> [Exercise description]: Every record that follows should be printed verbatim.

> [Stored rows]:

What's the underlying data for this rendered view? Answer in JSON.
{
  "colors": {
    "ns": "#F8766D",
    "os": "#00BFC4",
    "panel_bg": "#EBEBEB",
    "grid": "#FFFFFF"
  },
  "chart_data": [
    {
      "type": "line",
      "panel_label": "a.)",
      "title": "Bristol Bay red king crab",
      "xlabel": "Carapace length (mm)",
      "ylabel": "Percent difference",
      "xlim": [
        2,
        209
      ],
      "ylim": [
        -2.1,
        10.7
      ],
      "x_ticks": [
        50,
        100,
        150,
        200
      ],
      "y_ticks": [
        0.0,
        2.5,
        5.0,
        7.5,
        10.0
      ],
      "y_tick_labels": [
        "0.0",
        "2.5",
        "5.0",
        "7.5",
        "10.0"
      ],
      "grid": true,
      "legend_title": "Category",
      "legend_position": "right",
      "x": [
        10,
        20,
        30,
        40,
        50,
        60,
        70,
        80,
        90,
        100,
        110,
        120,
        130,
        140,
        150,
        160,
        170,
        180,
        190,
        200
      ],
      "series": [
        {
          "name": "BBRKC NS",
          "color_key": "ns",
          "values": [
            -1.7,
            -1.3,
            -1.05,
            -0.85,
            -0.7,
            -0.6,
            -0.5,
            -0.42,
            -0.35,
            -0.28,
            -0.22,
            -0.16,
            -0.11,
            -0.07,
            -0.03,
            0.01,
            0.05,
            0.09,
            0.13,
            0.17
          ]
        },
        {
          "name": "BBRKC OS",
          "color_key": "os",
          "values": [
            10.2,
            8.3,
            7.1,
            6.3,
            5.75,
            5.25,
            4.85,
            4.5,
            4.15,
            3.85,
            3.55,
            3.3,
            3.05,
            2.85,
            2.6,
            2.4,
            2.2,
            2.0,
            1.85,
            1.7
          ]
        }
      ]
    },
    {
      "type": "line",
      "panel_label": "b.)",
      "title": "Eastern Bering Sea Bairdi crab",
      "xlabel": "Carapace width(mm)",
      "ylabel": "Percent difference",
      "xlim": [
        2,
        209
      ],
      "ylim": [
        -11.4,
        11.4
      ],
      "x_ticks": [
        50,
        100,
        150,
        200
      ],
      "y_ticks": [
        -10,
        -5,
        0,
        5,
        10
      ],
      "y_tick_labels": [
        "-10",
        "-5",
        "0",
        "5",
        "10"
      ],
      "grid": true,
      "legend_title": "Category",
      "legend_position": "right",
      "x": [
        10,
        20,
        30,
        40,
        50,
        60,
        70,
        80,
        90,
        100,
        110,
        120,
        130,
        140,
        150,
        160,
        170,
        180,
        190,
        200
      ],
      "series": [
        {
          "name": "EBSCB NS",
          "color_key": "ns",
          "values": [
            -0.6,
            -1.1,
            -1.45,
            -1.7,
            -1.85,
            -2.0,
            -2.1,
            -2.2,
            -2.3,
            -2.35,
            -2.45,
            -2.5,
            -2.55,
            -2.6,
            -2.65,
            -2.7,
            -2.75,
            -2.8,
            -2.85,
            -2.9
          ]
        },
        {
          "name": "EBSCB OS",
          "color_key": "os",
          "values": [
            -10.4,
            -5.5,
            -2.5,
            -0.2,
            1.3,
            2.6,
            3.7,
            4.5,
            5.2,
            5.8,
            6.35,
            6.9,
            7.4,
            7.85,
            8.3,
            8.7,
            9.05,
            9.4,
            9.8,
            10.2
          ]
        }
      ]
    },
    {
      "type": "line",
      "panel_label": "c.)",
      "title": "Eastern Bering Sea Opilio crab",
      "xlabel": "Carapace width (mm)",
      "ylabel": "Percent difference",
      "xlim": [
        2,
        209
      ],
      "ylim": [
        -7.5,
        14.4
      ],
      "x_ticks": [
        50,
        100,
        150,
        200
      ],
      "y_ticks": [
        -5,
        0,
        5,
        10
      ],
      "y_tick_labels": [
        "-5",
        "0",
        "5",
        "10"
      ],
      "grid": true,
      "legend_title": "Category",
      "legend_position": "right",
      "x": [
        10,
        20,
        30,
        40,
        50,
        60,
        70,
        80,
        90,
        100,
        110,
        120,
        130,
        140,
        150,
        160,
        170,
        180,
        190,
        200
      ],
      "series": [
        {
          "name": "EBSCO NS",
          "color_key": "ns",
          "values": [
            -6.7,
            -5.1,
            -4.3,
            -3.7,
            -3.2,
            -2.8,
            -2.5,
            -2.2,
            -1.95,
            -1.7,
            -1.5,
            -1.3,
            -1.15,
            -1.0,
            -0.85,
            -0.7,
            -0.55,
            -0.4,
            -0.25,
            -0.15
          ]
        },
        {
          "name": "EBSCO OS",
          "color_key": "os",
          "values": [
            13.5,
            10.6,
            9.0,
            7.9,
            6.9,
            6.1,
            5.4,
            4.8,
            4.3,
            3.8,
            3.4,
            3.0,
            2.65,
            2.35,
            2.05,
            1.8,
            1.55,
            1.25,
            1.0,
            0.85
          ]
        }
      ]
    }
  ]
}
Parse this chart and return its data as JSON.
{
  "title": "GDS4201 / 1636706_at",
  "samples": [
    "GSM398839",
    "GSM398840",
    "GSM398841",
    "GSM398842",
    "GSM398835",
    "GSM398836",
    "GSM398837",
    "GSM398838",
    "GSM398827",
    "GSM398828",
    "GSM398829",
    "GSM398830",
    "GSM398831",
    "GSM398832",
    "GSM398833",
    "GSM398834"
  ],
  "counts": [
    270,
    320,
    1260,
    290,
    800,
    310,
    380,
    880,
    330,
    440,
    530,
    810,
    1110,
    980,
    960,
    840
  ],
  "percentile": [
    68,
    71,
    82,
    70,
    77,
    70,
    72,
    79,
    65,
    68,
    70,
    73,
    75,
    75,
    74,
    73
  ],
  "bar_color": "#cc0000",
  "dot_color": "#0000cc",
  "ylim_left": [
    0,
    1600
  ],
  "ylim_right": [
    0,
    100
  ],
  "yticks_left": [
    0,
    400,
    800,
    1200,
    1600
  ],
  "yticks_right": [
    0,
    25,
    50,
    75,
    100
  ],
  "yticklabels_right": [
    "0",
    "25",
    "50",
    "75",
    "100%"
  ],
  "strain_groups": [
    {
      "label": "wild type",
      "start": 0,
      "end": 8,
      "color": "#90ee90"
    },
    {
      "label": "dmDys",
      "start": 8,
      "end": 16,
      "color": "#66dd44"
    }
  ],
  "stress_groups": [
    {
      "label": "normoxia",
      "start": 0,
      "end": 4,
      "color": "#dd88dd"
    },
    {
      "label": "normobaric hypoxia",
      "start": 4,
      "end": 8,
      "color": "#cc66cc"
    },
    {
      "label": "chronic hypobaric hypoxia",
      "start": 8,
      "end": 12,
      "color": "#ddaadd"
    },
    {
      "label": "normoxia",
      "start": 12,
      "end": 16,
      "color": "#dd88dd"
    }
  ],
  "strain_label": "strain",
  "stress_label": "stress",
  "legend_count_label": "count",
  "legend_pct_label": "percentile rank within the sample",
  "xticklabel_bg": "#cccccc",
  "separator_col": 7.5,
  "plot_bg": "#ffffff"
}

> [Correct result]:
What's the underlying data for this rendered view? Answer in JSON.
{
  "colors": {
    "ns": "#F8766D",
    "os": "#00BFC4",
    "panel_bg": "#EBEBEB",
    "grid": "#FFFFFF"
  },
  "chart_data": [
    {
      "type": "line",
      "panel_label": "a.)",
      "title": "Bristol Bay red king crab",
      "xlabel": "Carapace length (mm)",
      "ylabel": "Percent difference",
      "xlim": [
        2,
        209
      ],
      "ylim": [
        -2.1,
        10.7
      ],
      "x_ticks": [
        50,
        100,
        150,
        200
      ],
      "y_ticks": [
        0.0,
        2.5,
        5.0,
        7.5,
        10.0
      ],
      "y_tick_labels": [
        "0.0",
        "2.5",
        "5.0",
        "7.5",
        "10.0"
      ],
      "grid": true,
      "legend_title": "Category",
      "legend_position": "right",
      "x": [
        10,
        20,
        30,
        40,
        50,
        60,
        70,
        80,
        90,
        100,
        110,
        120,
        130,
        140,
        150,
        160,
        170,
        180,
        190,
        200
      ],
      "series": [
        {
          "name": "BBRKC NS",
          "color_key": "ns",
          "values": [
            -1.7,
            -1.3,
            -1.05,
            -0.85,
            -0.7,
            -0.6,
            -0.5,
            -0.42,
            -0.35,
            -0.28,
            -0.22,
            -0.16,
            -0.11,
            -0.07,
            -0.03,
            0.01,
            0.05,
            0.09,
            0.13,
            0.17
          ]
        },
        {
          "name": "BBRKC OS",
          "color_key": "os",
          "values": [
            10.2,
            8.3,
            7.1,
            6.3,
            5.75,
            5.25,
            4.85,
            4.5,
            4.15,
            3.85,
            3.55,
            3.3,
            3.05,
            2.85,
            2.6,
            2.4,
            2.2,
            2.0,
            1.85,
            1.7
          ]
        }
      ]
    },
    {
      "type": "line",
      "panel_label": "b.)",
      "title": "Eastern Bering Sea Bairdi crab",
      "xlabel": "Carapace width(mm)",
      "ylabel": "Percent difference",
      "xlim": [
        2,
        209
      ],
      "ylim": [
        -11.4,
        11.4
      ],
      "x_ticks": [
        50,
        100,
        150,
        200
      ],
      "y_ticks": [
        -10,
        -5,
        0,
        5,
        10
      ],
      "y_tick_labels": [
        "-10",
        "-5",
        "0",
        "5",
        "10"
      ],
      "grid": true,
      "legend_title": "Category",
      "legend_position": "right",
      "x": [
        10,
        20,
        30,
        40,
        50,
        60,
        70,
        80,
        90,
        100,
        110,
        120,
        130,
        140,
        150,
        160,
        170,
        180,
        190,
        200
      ],
      "series": [
        {
          "name": "EBSCB NS",
          "color_key": "ns",
          "values": [
            -0.6,
            -1.1,
            -1.45,
            -1.7,
            -1.85,
            -2.0,
            -2.1,
            -2.2,
            -2.3,
            -2.35,
            -2.45,
            -2.5,
            -2.55,
            -2.6,
            -2.65,
            -2.7,
            -2.75,
            -2.8,
            -2.85,
            -2.9
          ]
        },
        {
          "name": "EBSCB OS",
          "color_key": "os",
          "values": [
            -10.4,
            -5.5,
            -2.5,
            -0.2,
            1.3,
            2.6,
            3.7,
            4.5,
            5.2,
            5.8,
            6.35,
            6.9,
            7.4,
            7.85,
            8.3,
            8.7,
            9.05,
            9.4,
            9.8,
            10.2
          ]
        }
      ]
    },
    {
      "type": "line",
      "panel_label": "c.)",
      "title": "Eastern Bering Sea Opilio crab",
      "xlabel": "Carapace width (mm)",
      "ylabel": "Percent difference",
      "xlim": [
        2,
        209
      ],
      "ylim": [
        -7.5,
        14.4
      ],
      "x_ticks": [
        50,
        100,
        150,
        200
      ],
      "y_ticks": [
        -5,
        0,
        5,
        10
      ],
      "y_tick_labels": [
        "-5",
        "0",
        "5",
        "10"
      ],
      "grid": true,
      "legend_title": "Category",
      "legend_position": "right",
      "x": [
        10,
        20,
        30,
        40,
        50,
        60,
        70,
        80,
        90,
        100,
        110,
        120,
        130,
        140,
        150,
        160,
        170,
        180,
        190,
        200
      ],
      "series": [
        {
          "name": "EBSCO NS",
          "color_key": "ns",
          "values": [
            -6.7,
            -5.1,
            -4.3,
            -3.7,
            -3.2,
            -2.8,
            -2.5,
            -2.2,
            -1.95,
            -1.7,
            -1.5,
            -1.3,
            -1.15,
            -1.0,
            -0.85,
            -0.7,
            -0.55,
            -0.4,
            -0.25,
            -0.15
          ]
        },
        {
          "name": "EBSCO OS",
          "color_key": "os",
          "values": [
            13.5,
            10.6,
            9.0,
            7.9,
            6.9,
            6.1,
            5.4,
            4.8,
            4.3,
            3.8,
            3.4,
            3.0,
            2.65,
            2.35,
            2.05,
            1.8,
            1.55,
            1.25,
            1.0,
            0.85
          ]
        }
      ]
    }
  ]
}
Parse this chart and return its data as JSON.
{
  "title": "GDS4201 / 1636706_at",
  "samples": [
    "GSM398839",
    "GSM398840",
    "GSM398841",
    "GSM398842",
    "GSM398835",
    "GSM398836",
    "GSM398837",
    "GSM398838",
    "GSM398827",
    "GSM398828",
    "GSM398829",
    "GSM398830",
    "GSM398831",
    "GSM398832",
    "GSM398833",
    "GSM398834"
  ],
  "counts": [
    270,
    320,
    1260,
    290,
    800,
    310,
    380,
    880,
    330,
    440,
    530,
    810,
    1110,
    980,
    960,
    840
  ],
  "percentile": [
    68,
    71,
    82,
    70,
    77,
    70,
    72,
    79,
    65,
    68,
    70,
    73,
    75,
    75,
    74,
    73
  ],
  "bar_color": "#cc0000",
  "dot_color": "#0000cc",
  "ylim_left": [
    0,
    1600
  ],
  "ylim_right": [
    0,
    100
  ],
  "yticks_left": [
    0,
    400,
    800,
    1200,
    1600
  ],
  "yticks_right": [
    0,
    25,
    50,
    75,
    100
  ],
  "yticklabels_right": [
    "0",
    "25",
    "50",
    "75",
    "100%"
  ],
  "strain_groups": [
    {
      "label": "wild type",
      "start": 0,
      "end": 8,
      "color": "#90ee90"
    },
    {
      "label": "dmDys",
      "start": 8,
      "end": 16,
      "color": "#66dd44"
    }
  ],
  "stress_groups": [
    {
      "label": "normoxia",
      "start": 0,
      "end": 4,
      "color": "#dd88dd"
    },
    {
      "label": "normobaric hypoxia",
      "start": 4,
      "end": 8,
      "color": "#cc66cc"
    },
    {
      "label": "chronic hypobaric hypoxia",
      "start": 8,
      "end": 12,
      "color": "#ddaadd"
    },
    {
      "label": "normoxia",
      "start": 12,
      "end": 16,
      "color": "#dd88dd"
    }
  ],
  "strain_label": "strain",
  "stress_label": "stress",
  "legend_count_label": "count",
  "legend_pct_label": "percentile rank within the sample",
  "xticklabel_bg": "#cccccc",
  "separator_col": 7.5,
  "plot_bg": "#ffffff"
}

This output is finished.